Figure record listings
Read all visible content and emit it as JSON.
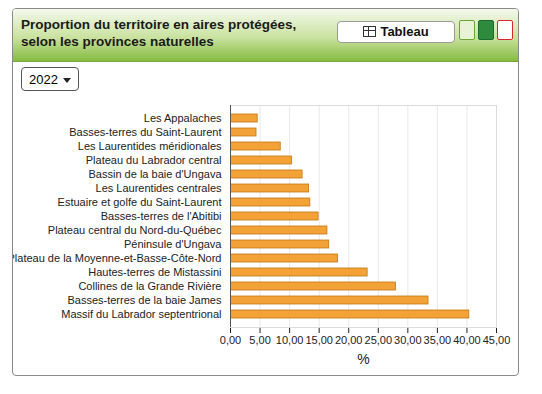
{
  "chart_data": {
    "type": "bar",
    "title": "Proportion du territoire en aires protégées, selon les provinces naturelles",
    "orientation": "horizontal",
    "categories": [
      "Les Appalaches",
      "Basses-terres du Saint-Laurent",
      "Les Laurentides méridionales",
      "Plateau du Labrador central",
      "Bassin de la baie d'Ungava",
      "Les Laurentides centrales",
      "Estuaire et golfe du Saint-Laurent",
      "Basses-terres de l'Abitibi",
      "Plateau central du Nord-du-Québec",
      "Péninsule d'Ungava",
      "Plateau de la Moyenne-et-Basse-Côte-Nord",
      "Hautes-terres de Mistassini",
      "Collines de la Grande Rivière",
      "Basses-terres de la baie James",
      "Massif du Labrador septentrional"
    ],
    "values": [
      4.6,
      4.4,
      8.5,
      10.4,
      12.2,
      13.3,
      13.5,
      14.9,
      16.4,
      16.7,
      18.2,
      23.2,
      28.0,
      33.5,
      40.4
    ],
    "color": "#f2a236",
    "xlabel": "%",
    "xlim": [
      0,
      45
    ],
    "xticks": [
      {
        "value": 0,
        "label": "0,00"
      },
      {
        "value": 5,
        "label": "5,00"
      },
      {
        "value": 10,
        "label": "10,00"
      },
      {
        "value": 15,
        "label": "15,00"
      },
      {
        "value": 20,
        "label": "20,00"
      },
      {
        "value": 25,
        "label": "25,00"
      },
      {
        "value": 30,
        "label": "30,00"
      },
      {
        "value": 35,
        "label": "35,00"
      },
      {
        "value": 40,
        "label": "40,00"
      },
      {
        "value": 45,
        "label": "45,00"
      }
    ],
    "grid": true
  },
  "controls": {
    "button": "Tableau",
    "select": "2022"
  }
}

*Short problem*: Identify all lines where the word "baie" shows up. Copy them.

*Exercise output*:
      "Bassin de la baie d'Ungava",
      "Basses-terres de la baie James",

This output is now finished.